To do:
From the book reviews below, reproduce verbatim the passage starting at "I received this" and ending at "at the ready.".

Extract provided:
Conflicted Individual

20943457 by
My Rating: 4/5 Stars

Debbie may not do it anymore, but she was pretty damn good at it when she did it. She started out giving fifteen dollar blowjobs in her teens, living a life on the streets, and in the passenger seat of the latest motor vehicle, and offering up her own piece of heaven to the casual male observer who just happened to park his car in the parking lot and beckon her over. Her long platinum blond hair and crystal blue eyes along with the tattoo under her eye became her trademark in an industry filled with thousands of boobs and genitalia. It certainly didn’t hurt her reputation that she could handle approximately four guys at once, and still leave the poor bastards begging for more. And her hundreds of films along with her trademark looks made her instantly recognizable to many men over the age of eighteen, and possibly a few who slipped under the radar.

Losing her fornicating husband to a hot tub electrocution while he pounded away at the next wannabe starlet managed to slow her down just a bit. But in the end it wasn’t too much. Instead, she’s a woman on a mission, and that mission is to move on with her life, and leave her waxed past firmly in her rearview mirror.

Debbie Dare/Sandra Peel might have been one of the most conflicted individuals I have ever had the pleasure of meeting over the course of a novel. She was raw and uninhibited and passionate and suicidal and conflicted and emotional and overflowing with turmoil and grief. But the way she stepped across the page with naked and unadulterated ambition, pretty much telling the world they can either pay attention or not, and that either way she doesn’t really give a fuck made me love her all that much more.

She may have had the greatest orgasm of her life on her last porn shoot before the instant and dramatic change in her existence, but I must say I had a rather enjoyable (certainly not the greatest) reading experience, as I pounded my way through DEBBIE DOESN’T DO IT ANYMORE with something resembling a reckless abandon and a burning need and desire to find out what would happen next.

Oh, and for those of you who are certainly going to make the comment “This ain’t no Easy Rawlins novel” and then be proud of yourself for your profound and bold statement. I’d just like to take a moment and say that it’s not that profound and certainly not that bold, and that each book should be judged individually and stand on its own merit. If it doesn’t work great, or if it does great, but to make that particular comment isn’t really making a statement at all. And this is one book that should certainly be celebrated for the statement it does make.

I received this book for free through NetGalley.

Suck My Soul

13068332 by
My Rating: 4/5 Stars

If you’re packing a pair of DDs beneath your peek-a-boo blouse, you may want to keep the following in mind: “With great breasts comes great responsibility.” Or so says a t-shirt. That I briefly considered acquiring simply for the amusement factor alone. Maybe I could get my wife to wear it. Although there’s a more than good chance she probably won’t find it nearly amusing as I did. Just as I’m convinced some of you (and I can’t imagine why) won’t find SECOND GRAVE ON THE LEFT nearly as amusing as I did. And if you don’t—let’s get this out of the way right now—I’m sorry but I can’t help you. Because this is some highly entertaining shit. I mean, the voice and zingers and main character are more than worth the price of admission, and I just happen to have a stack of ones at the ready.

Provided material:
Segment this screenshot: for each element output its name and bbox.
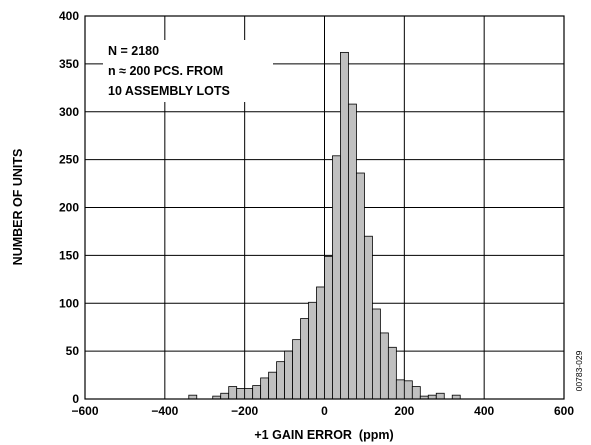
histogram-bar [276,361,285,400]
x-tick-label: −600 [71,404,98,418]
x-tick-label: 400 [474,404,494,418]
histogram-bar [324,255,333,400]
histogram-bar [292,339,301,400]
y-tick-label: 200 [59,201,79,215]
histogram-bar [348,103,357,400]
histogram-bar [364,235,373,400]
plot-frame [84,15,565,400]
histogram-bar [244,388,254,400]
y-tick-label: 400 [59,9,79,23]
histogram-bar [260,377,270,400]
histogram-bar [284,350,293,400]
histogram-bar [411,386,421,400]
histogram-bar [300,318,309,400]
x-tick-label: −200 [231,404,258,418]
y-tick-label: 0 [72,392,79,406]
histogram-bar [308,301,317,400]
x-axis-label: +1 GAIN ERROR (ppm) [254,428,393,442]
histogram-bar [252,385,262,400]
histogram-bar [332,155,341,400]
histogram-bar [379,332,389,400]
histogram-bar [228,386,238,400]
y-tick-label: 350 [59,57,79,71]
y-tick-label: 100 [59,296,79,310]
histogram-bar [371,308,381,400]
annotation-line-2: n ≈ 200 PCS. FROM [108,64,223,78]
y-axis-label: NUMBER OF UNITS [11,149,25,266]
histogram-bar [316,286,325,400]
histogram-bar [403,380,413,400]
histogram-bar [340,51,349,400]
histogram-bar [435,392,445,400]
x-tick-label: 600 [554,404,574,418]
histogram-bars [188,51,461,400]
annotation-line-1: N = 2180 [108,44,159,58]
grid-lines [84,15,565,400]
histogram-bar [395,379,405,400]
tick-labels: −600 −400 −200 0 200 400 600 0 50 100 150 200 250 300… [59,9,574,418]
x-tick-label: 200 [394,404,414,418]
x-tick-label: −400 [151,404,178,418]
histogram-bar [356,172,365,400]
annotation-background [103,40,273,102]
annotation-line-3: 10 ASSEMBLY LOTS [108,84,230,98]
x-tick-label: 0 [321,404,328,418]
histogram-bar [236,388,246,400]
y-tick-label: 300 [59,105,79,119]
histogram-bar [268,371,278,400]
histogram-bar [220,392,230,400]
y-tick-label: 150 [59,248,79,262]
histogram-bar [387,346,397,400]
y-tick-label: 250 [59,153,79,167]
figure-id: 00783-029 [574,350,584,391]
y-tick-label: 50 [66,344,80,358]
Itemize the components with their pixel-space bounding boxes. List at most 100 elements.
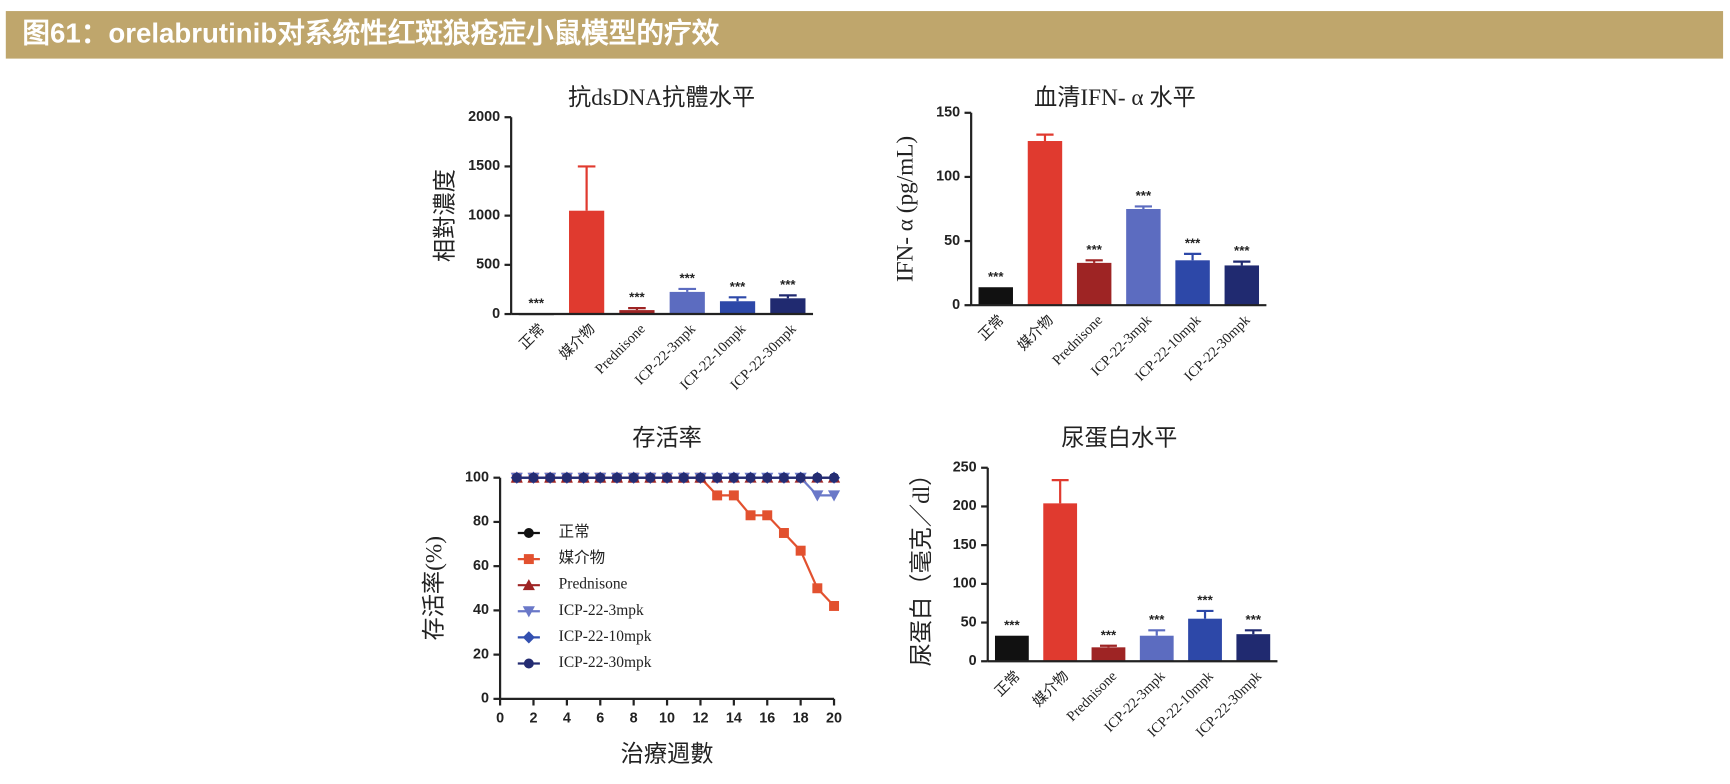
bar bbox=[994, 635, 1029, 662]
x-tick-label: 14 bbox=[726, 711, 742, 727]
significance-label: *** bbox=[1185, 235, 1201, 250]
significance-label: *** bbox=[629, 290, 645, 305]
x-tick-label: 18 bbox=[793, 711, 809, 727]
significance-label: *** bbox=[1101, 627, 1117, 642]
bar bbox=[1139, 635, 1174, 662]
bar bbox=[1236, 634, 1271, 662]
marker bbox=[712, 490, 723, 501]
marker bbox=[628, 472, 639, 483]
y-tick-label: 2000 bbox=[468, 109, 500, 125]
bar bbox=[1076, 262, 1112, 306]
chart-title: 尿蛋白水平 bbox=[1061, 425, 1177, 451]
x-tick-label: 正常 bbox=[975, 312, 1007, 344]
marker bbox=[522, 606, 535, 618]
bar bbox=[719, 301, 756, 315]
marker bbox=[523, 554, 534, 565]
marker bbox=[827, 490, 841, 502]
marker bbox=[829, 600, 840, 611]
significance-label: *** bbox=[780, 277, 796, 292]
bar bbox=[1043, 503, 1078, 662]
marker bbox=[745, 510, 756, 521]
x-tick-label: 12 bbox=[692, 711, 708, 727]
y-tick-label: 0 bbox=[969, 653, 977, 669]
y-tick-label: 0 bbox=[492, 306, 500, 322]
marker bbox=[745, 472, 756, 483]
y-tick-label: 0 bbox=[952, 297, 960, 313]
bar bbox=[619, 310, 655, 315]
marker bbox=[812, 583, 823, 594]
y-tick-label: 1000 bbox=[468, 207, 500, 223]
bar bbox=[1175, 260, 1210, 306]
bar bbox=[1027, 141, 1063, 306]
chart-title: 血清IFN- α 水平 bbox=[1034, 85, 1196, 111]
significance-label: *** bbox=[1086, 242, 1102, 257]
y-tick-label: 80 bbox=[473, 514, 489, 530]
marker bbox=[812, 472, 823, 483]
y-axis-label: 存活率(%) bbox=[421, 536, 447, 640]
significance-label: *** bbox=[1004, 617, 1020, 632]
y-tick-label: 100 bbox=[936, 169, 960, 185]
bar bbox=[569, 210, 605, 315]
x-tick-label: 16 bbox=[759, 711, 775, 727]
marker bbox=[578, 472, 589, 483]
marker bbox=[561, 472, 572, 483]
marker bbox=[795, 545, 806, 556]
bar bbox=[978, 287, 1013, 306]
marker bbox=[528, 472, 539, 483]
x-tick-label: 20 bbox=[826, 711, 842, 727]
x-tick-label: 媒介物 bbox=[1014, 312, 1056, 354]
y-tick-label: 150 bbox=[953, 537, 977, 553]
marker bbox=[811, 490, 824, 502]
bar bbox=[1126, 208, 1161, 306]
chart-title: 抗dsDNA抗體水平 bbox=[568, 85, 755, 111]
y-tick-label: 50 bbox=[944, 233, 960, 249]
bar bbox=[1224, 265, 1260, 306]
x-tick-label: 0 bbox=[496, 711, 504, 727]
significance-label: *** bbox=[1136, 188, 1152, 203]
legend-label: 媒介物 bbox=[559, 549, 605, 567]
marker bbox=[522, 631, 535, 644]
marker bbox=[778, 528, 789, 538]
marker bbox=[778, 472, 789, 483]
y-axis-label: 相對濃度 bbox=[432, 169, 458, 262]
x-tick-label: 2 bbox=[529, 711, 537, 727]
x-tick-label: 媒介物 bbox=[556, 320, 598, 362]
header-title: 图61：orelabrutinib对系统性红斑狼疮症小鼠模型的疗效 bbox=[22, 18, 719, 49]
bar bbox=[770, 298, 806, 315]
marker bbox=[595, 472, 606, 483]
y-axis-label: IFN- α (pg/mL) bbox=[892, 136, 918, 282]
bar bbox=[669, 291, 705, 315]
marker bbox=[645, 472, 656, 483]
legend-label: ICP-22-10mpk bbox=[559, 628, 652, 645]
marker bbox=[545, 472, 556, 483]
x-tick-label: 正常 bbox=[516, 320, 548, 352]
marker bbox=[829, 472, 840, 483]
x-tick-label: 正常 bbox=[991, 668, 1023, 700]
y-tick-label: 150 bbox=[936, 105, 960, 121]
marker bbox=[662, 472, 673, 483]
x-tick-label: 媒介物 bbox=[1029, 668, 1071, 710]
y-tick-label: 250 bbox=[953, 460, 977, 476]
marker bbox=[795, 472, 806, 483]
significance-label: *** bbox=[1149, 612, 1165, 627]
significance-label: *** bbox=[1234, 243, 1250, 258]
legend-label: ICP-22-30mpk bbox=[559, 654, 652, 671]
y-tick-label: 0 bbox=[481, 691, 489, 707]
y-tick-label: 500 bbox=[476, 257, 500, 273]
marker bbox=[523, 658, 534, 669]
marker bbox=[728, 472, 739, 483]
x-tick-label: 4 bbox=[563, 711, 571, 727]
y-axis-label: 尿蛋白（毫克／dl） bbox=[909, 463, 935, 667]
marker bbox=[712, 472, 723, 483]
significance-label: *** bbox=[529, 296, 545, 311]
y-tick-label: 1500 bbox=[468, 158, 500, 174]
y-tick-label: 60 bbox=[473, 558, 489, 574]
x-axis-label: 治療週數 bbox=[621, 742, 714, 768]
marker bbox=[695, 472, 706, 483]
y-tick-label: 200 bbox=[953, 498, 977, 514]
significance-label: *** bbox=[1197, 592, 1213, 607]
marker bbox=[511, 472, 522, 483]
significance-label: *** bbox=[680, 270, 696, 285]
marker bbox=[762, 510, 773, 521]
significance-label: *** bbox=[730, 279, 746, 294]
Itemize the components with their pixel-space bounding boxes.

Solution below:
I received this book for free through NetGalley.

Suck My Soul

13068332 by
My Rating: 4/5 Stars

If you’re packing a pair of DDs beneath your peek-a-boo blouse, you may want to keep the following in mind: “With great breasts comes great responsibility.” Or so says a t-shirt. That I briefly considered acquiring simply for the amusement factor alone. Maybe I could get my wife to wear it. Although there’s a more than good chance she probably won’t find it nearly amusing as I did. Just as I’m convinced some of you (and I can’t imagine why) won’t find SECOND GRAVE ON THE LEFT nearly as amusing as I did. And if you don’t—let’s get this out of the way right now—I’m sorry but I can’t help you. Because this is some highly entertaining shit. I mean, the voice and zingers and main character are more than worth the price of admission, and I just happen to have a stack of ones at the ready.